— begin SUPPLIED RECORDS —

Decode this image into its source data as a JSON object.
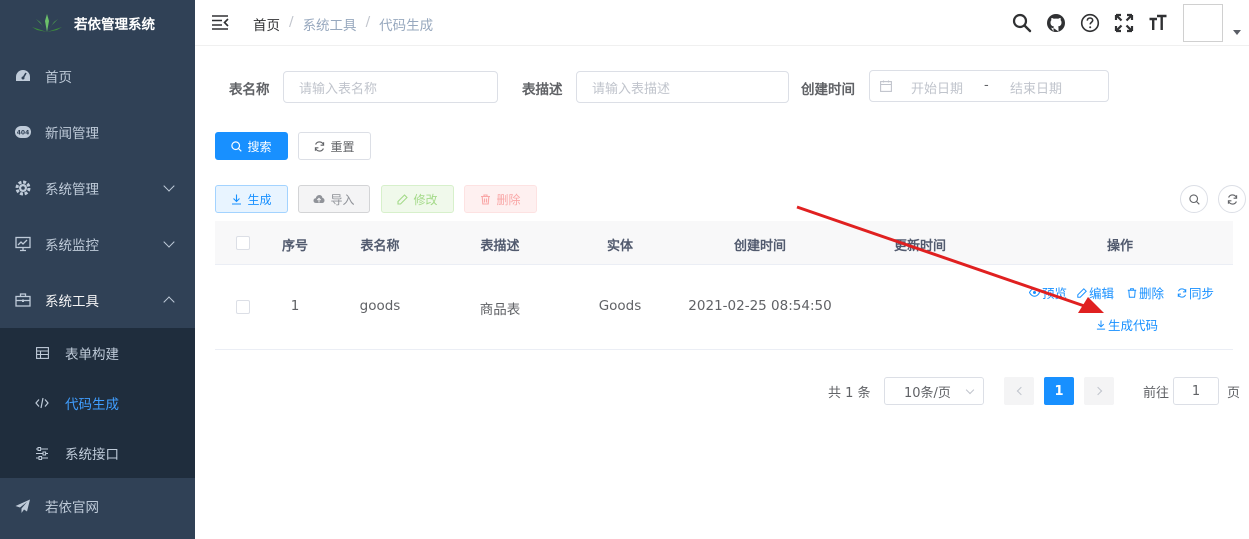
{
  "app": {
    "title": "若依管理系统"
  },
  "sidebar": {
    "items": [
      {
        "label": "首页",
        "icon": "dashboard-icon"
      },
      {
        "label": "新闻管理",
        "icon": "404-icon"
      },
      {
        "label": "系统管理",
        "icon": "system-gear-icon"
      },
      {
        "label": "系统监控",
        "icon": "monitor-icon"
      },
      {
        "label": "系统工具",
        "icon": "toolbox-icon"
      }
    ],
    "submenu": [
      {
        "label": "表单构建",
        "icon": "form-build-icon"
      },
      {
        "label": "代码生成",
        "icon": "code-icon",
        "active": true
      },
      {
        "label": "系统接口",
        "icon": "swagger-icon"
      }
    ],
    "bottom": {
      "label": "若依官网",
      "icon": "send-icon"
    }
  },
  "breadcrumb": [
    "首页",
    "系统工具",
    "代码生成"
  ],
  "search_form": {
    "table_name_label": "表名称",
    "table_name_placeholder": "请输入表名称",
    "table_desc_label": "表描述",
    "table_desc_placeholder": "请输入表描述",
    "created_label": "创建时间",
    "start_placeholder": "开始日期",
    "range_sep": "-",
    "end_placeholder": "结束日期",
    "search_btn": "搜索",
    "reset_btn": "重置"
  },
  "toolbar": {
    "generate": "生成",
    "import": "导入",
    "edit": "修改",
    "delete": "删除"
  },
  "table": {
    "columns": [
      "序号",
      "表名称",
      "表描述",
      "实体",
      "创建时间",
      "更新时间",
      "操作"
    ],
    "rows": [
      {
        "index": "1",
        "table_name": "goods",
        "table_desc": "商品表",
        "entity": "Goods",
        "created": "2021-02-25 08:54:50",
        "updated": "",
        "ops": {
          "preview": "预览",
          "edit": "编辑",
          "delete": "删除",
          "sync": "同步",
          "gen": "生成代码"
        }
      }
    ]
  },
  "pagination": {
    "total": "共 1 条",
    "page_size": "10条/页",
    "current": "1",
    "goto_label": "前往",
    "goto_value": "1",
    "page_suffix": "页"
  },
  "colors": {
    "primary": "#1890ff",
    "sidebar_bg": "#304156",
    "submenu_bg": "#1f2d3d",
    "arrow": "#e02020"
  }
}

— end SUPPLIED RECORDS —

_GIVEN EXERCISE_:
Reproduce every line above as written, skipping pictures.

_IN RESPONSE_:
Decode this image into its source data as a JSON object.
{
  "app": {
    "title": "若依管理系统"
  },
  "sidebar": {
    "items": [
      {
        "label": "首页",
        "icon": "dashboard-icon"
      },
      {
        "label": "新闻管理",
        "icon": "404-icon"
      },
      {
        "label": "系统管理",
        "icon": "system-gear-icon"
      },
      {
        "label": "系统监控",
        "icon": "monitor-icon"
      },
      {
        "label": "系统工具",
        "icon": "toolbox-icon"
      }
    ],
    "submenu": [
      {
        "label": "表单构建",
        "icon": "form-build-icon"
      },
      {
        "label": "代码生成",
        "icon": "code-icon",
        "active": true
      },
      {
        "label": "系统接口",
        "icon": "swagger-icon"
      }
    ],
    "bottom": {
      "label": "若依官网",
      "icon": "send-icon"
    }
  },
  "breadcrumb": [
    "首页",
    "系统工具",
    "代码生成"
  ],
  "search_form": {
    "table_name_label": "表名称",
    "table_name_placeholder": "请输入表名称",
    "table_desc_label": "表描述",
    "table_desc_placeholder": "请输入表描述",
    "created_label": "创建时间",
    "start_placeholder": "开始日期",
    "range_sep": "-",
    "end_placeholder": "结束日期",
    "search_btn": "搜索",
    "reset_btn": "重置"
  },
  "toolbar": {
    "generate": "生成",
    "import": "导入",
    "edit": "修改",
    "delete": "删除"
  },
  "table": {
    "columns": [
      "序号",
      "表名称",
      "表描述",
      "实体",
      "创建时间",
      "更新时间",
      "操作"
    ],
    "rows": [
      {
        "index": "1",
        "table_name": "goods",
        "table_desc": "商品表",
        "entity": "Goods",
        "created": "2021-02-25 08:54:50",
        "updated": "",
        "ops": {
          "preview": "预览",
          "edit": "编辑",
          "delete": "删除",
          "sync": "同步",
          "gen": "生成代码"
        }
      }
    ]
  },
  "pagination": {
    "total": "共 1 条",
    "page_size": "10条/页",
    "current": "1",
    "goto_label": "前往",
    "goto_value": "1",
    "page_suffix": "页"
  },
  "colors": {
    "primary": "#1890ff",
    "sidebar_bg": "#304156",
    "submenu_bg": "#1f2d3d",
    "arrow": "#e02020"
  }
}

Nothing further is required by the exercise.